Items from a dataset
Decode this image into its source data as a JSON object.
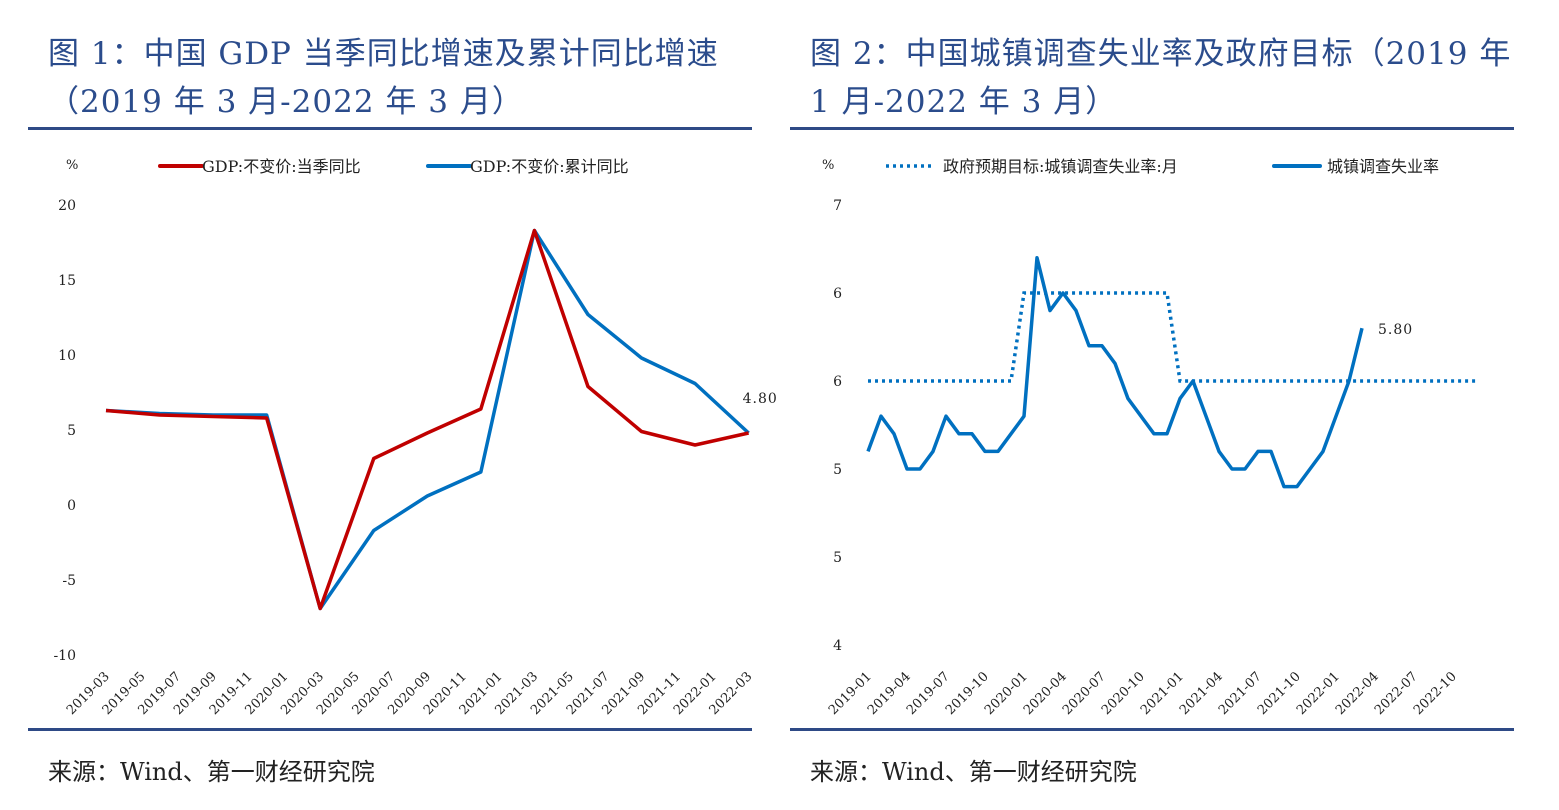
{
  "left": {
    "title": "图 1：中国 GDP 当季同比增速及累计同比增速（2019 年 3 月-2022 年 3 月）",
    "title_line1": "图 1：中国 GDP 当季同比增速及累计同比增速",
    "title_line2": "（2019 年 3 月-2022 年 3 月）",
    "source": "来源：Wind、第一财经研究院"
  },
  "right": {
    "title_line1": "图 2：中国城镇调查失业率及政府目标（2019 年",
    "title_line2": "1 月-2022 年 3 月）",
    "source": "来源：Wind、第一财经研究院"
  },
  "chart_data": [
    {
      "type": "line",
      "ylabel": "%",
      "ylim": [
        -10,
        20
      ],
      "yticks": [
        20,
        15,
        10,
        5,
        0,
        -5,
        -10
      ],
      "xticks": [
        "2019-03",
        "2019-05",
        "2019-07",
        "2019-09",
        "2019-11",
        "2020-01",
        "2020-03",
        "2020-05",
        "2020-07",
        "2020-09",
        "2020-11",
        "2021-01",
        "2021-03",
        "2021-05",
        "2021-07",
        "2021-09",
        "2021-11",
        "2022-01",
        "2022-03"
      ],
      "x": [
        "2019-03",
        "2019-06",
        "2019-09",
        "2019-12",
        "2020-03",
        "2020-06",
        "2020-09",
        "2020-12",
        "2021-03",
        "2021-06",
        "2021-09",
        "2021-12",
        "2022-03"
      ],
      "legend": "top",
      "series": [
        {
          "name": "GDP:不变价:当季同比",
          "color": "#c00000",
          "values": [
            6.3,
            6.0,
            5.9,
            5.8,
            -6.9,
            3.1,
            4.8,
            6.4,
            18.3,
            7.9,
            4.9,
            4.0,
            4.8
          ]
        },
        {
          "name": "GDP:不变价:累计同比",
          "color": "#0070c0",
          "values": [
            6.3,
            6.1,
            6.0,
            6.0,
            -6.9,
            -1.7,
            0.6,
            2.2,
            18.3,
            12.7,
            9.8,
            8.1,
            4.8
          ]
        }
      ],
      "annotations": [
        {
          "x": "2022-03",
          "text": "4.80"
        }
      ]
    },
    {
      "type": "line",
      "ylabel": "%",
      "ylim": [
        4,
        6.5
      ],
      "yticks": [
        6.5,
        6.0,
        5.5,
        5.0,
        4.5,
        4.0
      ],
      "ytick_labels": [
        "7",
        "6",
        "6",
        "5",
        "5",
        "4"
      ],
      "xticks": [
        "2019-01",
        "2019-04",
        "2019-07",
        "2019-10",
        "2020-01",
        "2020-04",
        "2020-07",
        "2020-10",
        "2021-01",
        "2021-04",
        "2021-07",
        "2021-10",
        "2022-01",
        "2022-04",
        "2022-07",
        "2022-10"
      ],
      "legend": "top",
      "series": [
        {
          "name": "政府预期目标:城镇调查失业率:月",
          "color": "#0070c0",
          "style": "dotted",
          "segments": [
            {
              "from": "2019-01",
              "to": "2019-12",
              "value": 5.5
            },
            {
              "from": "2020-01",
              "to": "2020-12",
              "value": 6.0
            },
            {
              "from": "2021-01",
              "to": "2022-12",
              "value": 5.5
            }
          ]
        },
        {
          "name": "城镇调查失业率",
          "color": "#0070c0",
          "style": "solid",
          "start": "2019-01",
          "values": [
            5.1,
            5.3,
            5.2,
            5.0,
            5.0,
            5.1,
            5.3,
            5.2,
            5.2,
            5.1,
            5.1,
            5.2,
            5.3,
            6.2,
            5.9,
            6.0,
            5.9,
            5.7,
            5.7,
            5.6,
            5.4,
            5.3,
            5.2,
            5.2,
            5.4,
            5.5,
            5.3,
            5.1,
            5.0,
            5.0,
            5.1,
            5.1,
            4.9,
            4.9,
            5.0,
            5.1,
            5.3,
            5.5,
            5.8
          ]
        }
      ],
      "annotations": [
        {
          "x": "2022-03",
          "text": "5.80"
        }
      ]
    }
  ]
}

## Task prompt
Leave the pictures out and write out every entry exactly as given.

## Written reply
Decode this image into its source data as a JSON object.
{
  "left": {
    "title": "图 1：中国 GDP 当季同比增速及累计同比增速（2019 年 3 月-2022 年 3 月）",
    "title_line1": "图 1：中国 GDP 当季同比增速及累计同比增速",
    "title_line2": "（2019 年 3 月-2022 年 3 月）",
    "source": "来源：Wind、第一财经研究院"
  },
  "right": {
    "title_line1": "图 2：中国城镇调查失业率及政府目标（2019 年",
    "title_line2": "1 月-2022 年 3 月）",
    "source": "来源：Wind、第一财经研究院"
  },
  "chart_data": [
    {
      "type": "line",
      "ylabel": "%",
      "ylim": [
        -10,
        20
      ],
      "yticks": [
        20,
        15,
        10,
        5,
        0,
        -5,
        -10
      ],
      "xticks": [
        "2019-03",
        "2019-05",
        "2019-07",
        "2019-09",
        "2019-11",
        "2020-01",
        "2020-03",
        "2020-05",
        "2020-07",
        "2020-09",
        "2020-11",
        "2021-01",
        "2021-03",
        "2021-05",
        "2021-07",
        "2021-09",
        "2021-11",
        "2022-01",
        "2022-03"
      ],
      "x": [
        "2019-03",
        "2019-06",
        "2019-09",
        "2019-12",
        "2020-03",
        "2020-06",
        "2020-09",
        "2020-12",
        "2021-03",
        "2021-06",
        "2021-09",
        "2021-12",
        "2022-03"
      ],
      "legend": "top",
      "series": [
        {
          "name": "GDP:不变价:当季同比",
          "color": "#c00000",
          "values": [
            6.3,
            6.0,
            5.9,
            5.8,
            -6.9,
            3.1,
            4.8,
            6.4,
            18.3,
            7.9,
            4.9,
            4.0,
            4.8
          ]
        },
        {
          "name": "GDP:不变价:累计同比",
          "color": "#0070c0",
          "values": [
            6.3,
            6.1,
            6.0,
            6.0,
            -6.9,
            -1.7,
            0.6,
            2.2,
            18.3,
            12.7,
            9.8,
            8.1,
            4.8
          ]
        }
      ],
      "annotations": [
        {
          "x": "2022-03",
          "text": "4.80"
        }
      ]
    },
    {
      "type": "line",
      "ylabel": "%",
      "ylim": [
        4,
        6.5
      ],
      "yticks": [
        6.5,
        6.0,
        5.5,
        5.0,
        4.5,
        4.0
      ],
      "ytick_labels": [
        "7",
        "6",
        "6",
        "5",
        "5",
        "4"
      ],
      "xticks": [
        "2019-01",
        "2019-04",
        "2019-07",
        "2019-10",
        "2020-01",
        "2020-04",
        "2020-07",
        "2020-10",
        "2021-01",
        "2021-04",
        "2021-07",
        "2021-10",
        "2022-01",
        "2022-04",
        "2022-07",
        "2022-10"
      ],
      "legend": "top",
      "series": [
        {
          "name": "政府预期目标:城镇调查失业率:月",
          "color": "#0070c0",
          "style": "dotted",
          "segments": [
            {
              "from": "2019-01",
              "to": "2019-12",
              "value": 5.5
            },
            {
              "from": "2020-01",
              "to": "2020-12",
              "value": 6.0
            },
            {
              "from": "2021-01",
              "to": "2022-12",
              "value": 5.5
            }
          ]
        },
        {
          "name": "城镇调查失业率",
          "color": "#0070c0",
          "style": "solid",
          "start": "2019-01",
          "values": [
            5.1,
            5.3,
            5.2,
            5.0,
            5.0,
            5.1,
            5.3,
            5.2,
            5.2,
            5.1,
            5.1,
            5.2,
            5.3,
            6.2,
            5.9,
            6.0,
            5.9,
            5.7,
            5.7,
            5.6,
            5.4,
            5.3,
            5.2,
            5.2,
            5.4,
            5.5,
            5.3,
            5.1,
            5.0,
            5.0,
            5.1,
            5.1,
            4.9,
            4.9,
            5.0,
            5.1,
            5.3,
            5.5,
            5.8
          ]
        }
      ],
      "annotations": [
        {
          "x": "2022-03",
          "text": "5.80"
        }
      ]
    }
  ]
}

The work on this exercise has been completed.